▶ What needs to be done
Your task is to quote the material that follows, in full and exactly.

▶ Given records
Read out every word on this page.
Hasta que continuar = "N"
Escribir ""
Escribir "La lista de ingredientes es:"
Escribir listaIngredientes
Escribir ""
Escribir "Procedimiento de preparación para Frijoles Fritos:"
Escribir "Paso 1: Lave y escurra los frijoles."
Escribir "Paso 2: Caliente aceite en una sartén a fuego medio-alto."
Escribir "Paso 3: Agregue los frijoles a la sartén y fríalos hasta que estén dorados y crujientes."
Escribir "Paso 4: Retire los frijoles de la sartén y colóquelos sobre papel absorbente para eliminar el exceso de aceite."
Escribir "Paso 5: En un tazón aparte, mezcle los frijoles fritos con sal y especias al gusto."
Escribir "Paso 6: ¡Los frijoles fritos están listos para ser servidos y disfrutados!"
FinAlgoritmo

▶ Written answer
Read out every word on this page.
Hasta que continuar = "N"
Escribir ""
Escribir "La lista de ingredientes es:"
Escribir listaIngredientes
Escribir ""
Escribir "Procedimiento de preparación para Frijoles Fritos:"
Escribir "Paso 1: Lave y escurra los frijoles."
Escribir "Paso 2: Caliente aceite en una sartén a fuego medio-alto."
Escribir "Paso 3: Agregue los frijoles a la sartén y fríalos hasta que estén dorados y crujientes."
Escribir "Paso 4: Retire los frijoles de la sartén y colóquelos sobre papel absorbente para eliminar el exceso de aceite."
Escribir "Paso 5: En un tazón aparte, mezcle los frijoles fritos con sal y especias al gusto."
Escribir "Paso 6: ¡Los frijoles fritos están listos para ser servidos y disfrutados!"
FinAlgoritmo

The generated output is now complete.